(Excerpts from a figure dataset)
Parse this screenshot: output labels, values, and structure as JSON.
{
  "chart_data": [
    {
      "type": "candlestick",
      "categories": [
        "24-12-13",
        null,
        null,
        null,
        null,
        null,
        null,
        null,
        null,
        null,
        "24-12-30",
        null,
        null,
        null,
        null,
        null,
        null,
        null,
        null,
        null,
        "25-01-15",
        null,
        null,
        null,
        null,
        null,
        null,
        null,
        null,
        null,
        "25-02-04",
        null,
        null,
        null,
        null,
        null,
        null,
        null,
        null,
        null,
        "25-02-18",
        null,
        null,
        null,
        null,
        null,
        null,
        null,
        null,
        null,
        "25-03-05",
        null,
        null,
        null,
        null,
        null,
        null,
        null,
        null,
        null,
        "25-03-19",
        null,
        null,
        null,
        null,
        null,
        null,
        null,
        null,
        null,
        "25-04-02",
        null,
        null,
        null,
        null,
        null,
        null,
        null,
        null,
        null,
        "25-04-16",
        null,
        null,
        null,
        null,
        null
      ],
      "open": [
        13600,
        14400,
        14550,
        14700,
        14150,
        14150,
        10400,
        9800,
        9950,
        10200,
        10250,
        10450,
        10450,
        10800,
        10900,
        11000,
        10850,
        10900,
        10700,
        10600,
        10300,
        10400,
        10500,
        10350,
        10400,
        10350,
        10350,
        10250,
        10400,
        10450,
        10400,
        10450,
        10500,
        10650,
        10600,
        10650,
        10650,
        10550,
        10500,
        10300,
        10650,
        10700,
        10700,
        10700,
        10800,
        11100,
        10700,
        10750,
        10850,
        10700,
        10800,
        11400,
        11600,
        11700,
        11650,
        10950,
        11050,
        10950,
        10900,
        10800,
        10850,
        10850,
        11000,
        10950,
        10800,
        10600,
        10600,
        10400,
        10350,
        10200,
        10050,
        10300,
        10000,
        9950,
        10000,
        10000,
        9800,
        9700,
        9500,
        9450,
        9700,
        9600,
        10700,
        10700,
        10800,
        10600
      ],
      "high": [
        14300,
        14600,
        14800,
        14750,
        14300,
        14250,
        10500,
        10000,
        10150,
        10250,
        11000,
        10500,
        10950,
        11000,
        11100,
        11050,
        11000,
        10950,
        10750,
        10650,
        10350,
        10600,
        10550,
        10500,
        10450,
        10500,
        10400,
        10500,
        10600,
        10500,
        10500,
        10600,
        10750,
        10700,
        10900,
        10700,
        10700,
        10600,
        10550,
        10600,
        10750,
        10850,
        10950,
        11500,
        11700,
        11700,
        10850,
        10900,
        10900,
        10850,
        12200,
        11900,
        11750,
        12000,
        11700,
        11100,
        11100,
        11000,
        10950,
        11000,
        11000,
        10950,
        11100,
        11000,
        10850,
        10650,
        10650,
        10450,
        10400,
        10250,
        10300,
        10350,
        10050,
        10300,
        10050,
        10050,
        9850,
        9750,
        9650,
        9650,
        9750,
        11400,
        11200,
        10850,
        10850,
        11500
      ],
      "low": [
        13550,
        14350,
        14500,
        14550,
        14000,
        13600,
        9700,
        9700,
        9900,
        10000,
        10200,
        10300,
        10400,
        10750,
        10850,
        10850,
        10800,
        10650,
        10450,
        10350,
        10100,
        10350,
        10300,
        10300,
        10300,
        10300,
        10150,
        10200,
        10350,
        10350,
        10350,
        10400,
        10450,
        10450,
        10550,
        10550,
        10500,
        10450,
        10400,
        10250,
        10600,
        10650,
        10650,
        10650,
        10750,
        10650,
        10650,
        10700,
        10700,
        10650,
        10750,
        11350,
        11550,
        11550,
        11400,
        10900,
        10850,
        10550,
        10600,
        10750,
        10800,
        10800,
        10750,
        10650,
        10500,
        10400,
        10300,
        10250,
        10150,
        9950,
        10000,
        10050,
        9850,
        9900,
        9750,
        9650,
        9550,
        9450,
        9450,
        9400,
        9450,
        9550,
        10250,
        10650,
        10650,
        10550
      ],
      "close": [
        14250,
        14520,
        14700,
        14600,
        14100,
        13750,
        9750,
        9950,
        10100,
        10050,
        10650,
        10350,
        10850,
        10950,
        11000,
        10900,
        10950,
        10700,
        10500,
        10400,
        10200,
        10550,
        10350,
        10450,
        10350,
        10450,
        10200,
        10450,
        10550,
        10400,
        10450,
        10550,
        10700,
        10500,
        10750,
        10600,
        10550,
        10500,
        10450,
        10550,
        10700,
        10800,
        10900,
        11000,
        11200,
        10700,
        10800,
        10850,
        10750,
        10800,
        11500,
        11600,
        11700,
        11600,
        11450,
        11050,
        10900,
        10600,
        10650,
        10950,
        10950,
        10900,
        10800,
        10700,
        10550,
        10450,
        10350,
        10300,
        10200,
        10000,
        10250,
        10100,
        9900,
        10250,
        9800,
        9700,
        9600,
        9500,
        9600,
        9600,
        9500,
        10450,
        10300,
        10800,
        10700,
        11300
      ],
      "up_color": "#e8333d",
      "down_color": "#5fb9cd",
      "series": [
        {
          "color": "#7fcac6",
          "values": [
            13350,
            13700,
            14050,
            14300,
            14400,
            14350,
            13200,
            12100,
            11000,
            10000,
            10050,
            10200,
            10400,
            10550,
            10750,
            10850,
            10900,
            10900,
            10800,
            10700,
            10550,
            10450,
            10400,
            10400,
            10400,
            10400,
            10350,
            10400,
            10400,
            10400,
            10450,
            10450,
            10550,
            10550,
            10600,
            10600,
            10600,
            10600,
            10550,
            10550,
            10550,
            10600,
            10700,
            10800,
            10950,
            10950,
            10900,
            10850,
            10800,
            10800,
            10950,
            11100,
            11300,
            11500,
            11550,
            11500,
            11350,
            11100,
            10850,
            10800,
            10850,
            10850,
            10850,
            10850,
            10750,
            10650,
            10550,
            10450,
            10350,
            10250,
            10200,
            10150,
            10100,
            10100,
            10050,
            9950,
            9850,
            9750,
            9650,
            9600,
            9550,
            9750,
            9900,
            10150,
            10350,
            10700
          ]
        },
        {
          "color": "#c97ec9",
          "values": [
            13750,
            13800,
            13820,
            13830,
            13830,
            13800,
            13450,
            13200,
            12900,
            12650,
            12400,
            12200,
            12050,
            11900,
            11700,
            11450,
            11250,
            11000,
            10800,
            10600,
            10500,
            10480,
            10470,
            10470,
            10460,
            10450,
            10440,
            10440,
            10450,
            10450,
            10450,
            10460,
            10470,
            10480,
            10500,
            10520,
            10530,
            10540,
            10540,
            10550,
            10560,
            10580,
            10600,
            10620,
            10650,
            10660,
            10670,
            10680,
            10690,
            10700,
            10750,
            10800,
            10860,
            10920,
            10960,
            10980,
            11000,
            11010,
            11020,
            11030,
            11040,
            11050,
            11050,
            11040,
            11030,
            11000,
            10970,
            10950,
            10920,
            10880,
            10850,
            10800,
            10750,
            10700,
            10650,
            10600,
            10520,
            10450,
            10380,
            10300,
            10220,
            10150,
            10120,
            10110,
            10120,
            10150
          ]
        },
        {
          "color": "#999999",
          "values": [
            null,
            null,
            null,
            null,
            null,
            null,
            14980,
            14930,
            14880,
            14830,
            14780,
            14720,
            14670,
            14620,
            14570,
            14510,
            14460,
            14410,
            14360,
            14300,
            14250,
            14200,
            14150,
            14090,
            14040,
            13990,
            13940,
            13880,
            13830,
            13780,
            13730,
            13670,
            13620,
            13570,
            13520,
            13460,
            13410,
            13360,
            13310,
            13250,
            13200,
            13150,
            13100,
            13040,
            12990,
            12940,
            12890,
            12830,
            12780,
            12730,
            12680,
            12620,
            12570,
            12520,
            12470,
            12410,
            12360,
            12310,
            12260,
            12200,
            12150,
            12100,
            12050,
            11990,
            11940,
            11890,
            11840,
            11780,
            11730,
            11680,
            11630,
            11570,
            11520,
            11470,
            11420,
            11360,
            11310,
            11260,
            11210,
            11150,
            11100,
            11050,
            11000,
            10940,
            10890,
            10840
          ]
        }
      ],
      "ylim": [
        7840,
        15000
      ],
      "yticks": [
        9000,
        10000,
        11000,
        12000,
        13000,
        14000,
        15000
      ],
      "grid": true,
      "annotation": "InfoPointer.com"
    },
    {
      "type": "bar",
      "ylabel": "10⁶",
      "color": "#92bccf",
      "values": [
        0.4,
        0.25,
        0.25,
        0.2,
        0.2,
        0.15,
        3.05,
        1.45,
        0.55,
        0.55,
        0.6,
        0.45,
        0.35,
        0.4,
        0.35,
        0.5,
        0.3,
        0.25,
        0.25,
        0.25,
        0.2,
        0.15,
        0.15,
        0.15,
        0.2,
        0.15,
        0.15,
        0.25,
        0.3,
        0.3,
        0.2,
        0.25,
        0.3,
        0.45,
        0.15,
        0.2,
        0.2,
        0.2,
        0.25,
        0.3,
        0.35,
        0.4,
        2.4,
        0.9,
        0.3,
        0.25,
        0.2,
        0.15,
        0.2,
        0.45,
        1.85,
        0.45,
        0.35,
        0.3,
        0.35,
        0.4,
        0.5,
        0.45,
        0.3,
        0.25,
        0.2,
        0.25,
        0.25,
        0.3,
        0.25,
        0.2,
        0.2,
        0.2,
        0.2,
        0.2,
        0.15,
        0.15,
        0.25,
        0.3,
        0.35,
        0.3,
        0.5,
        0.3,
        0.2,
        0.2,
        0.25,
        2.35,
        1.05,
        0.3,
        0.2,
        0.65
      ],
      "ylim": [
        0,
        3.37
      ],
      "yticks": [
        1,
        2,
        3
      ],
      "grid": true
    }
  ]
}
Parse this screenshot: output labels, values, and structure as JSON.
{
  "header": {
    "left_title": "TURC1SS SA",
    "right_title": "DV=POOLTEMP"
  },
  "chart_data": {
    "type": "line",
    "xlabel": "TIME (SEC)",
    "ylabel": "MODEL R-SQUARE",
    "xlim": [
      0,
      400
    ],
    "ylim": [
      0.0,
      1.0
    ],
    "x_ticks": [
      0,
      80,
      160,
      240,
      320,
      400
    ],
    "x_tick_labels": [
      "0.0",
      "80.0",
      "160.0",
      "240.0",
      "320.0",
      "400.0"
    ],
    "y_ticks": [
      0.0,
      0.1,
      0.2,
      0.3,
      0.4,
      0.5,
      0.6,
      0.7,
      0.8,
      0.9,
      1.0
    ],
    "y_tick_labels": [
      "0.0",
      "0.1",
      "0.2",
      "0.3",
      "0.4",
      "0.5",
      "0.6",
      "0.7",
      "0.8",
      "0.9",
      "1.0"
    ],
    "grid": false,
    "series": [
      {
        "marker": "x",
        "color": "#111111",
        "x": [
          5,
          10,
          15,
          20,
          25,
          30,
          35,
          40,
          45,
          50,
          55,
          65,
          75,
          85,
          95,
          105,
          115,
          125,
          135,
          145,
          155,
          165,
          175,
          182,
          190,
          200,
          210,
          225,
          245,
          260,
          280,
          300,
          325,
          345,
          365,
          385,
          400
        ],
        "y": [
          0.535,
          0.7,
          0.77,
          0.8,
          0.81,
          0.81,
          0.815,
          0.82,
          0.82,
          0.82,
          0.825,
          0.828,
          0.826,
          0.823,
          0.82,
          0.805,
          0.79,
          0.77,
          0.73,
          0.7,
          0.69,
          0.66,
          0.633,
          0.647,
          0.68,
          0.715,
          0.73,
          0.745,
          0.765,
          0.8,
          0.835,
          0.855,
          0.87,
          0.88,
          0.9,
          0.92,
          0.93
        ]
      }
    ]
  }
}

■ **EXERCISE GOAL**: Collect from the data above every line that includes "type".

■ **ANSWER TO THE EXERCISE**:
      "type": "candlestick",
      "type": "bar",
    "type": "line",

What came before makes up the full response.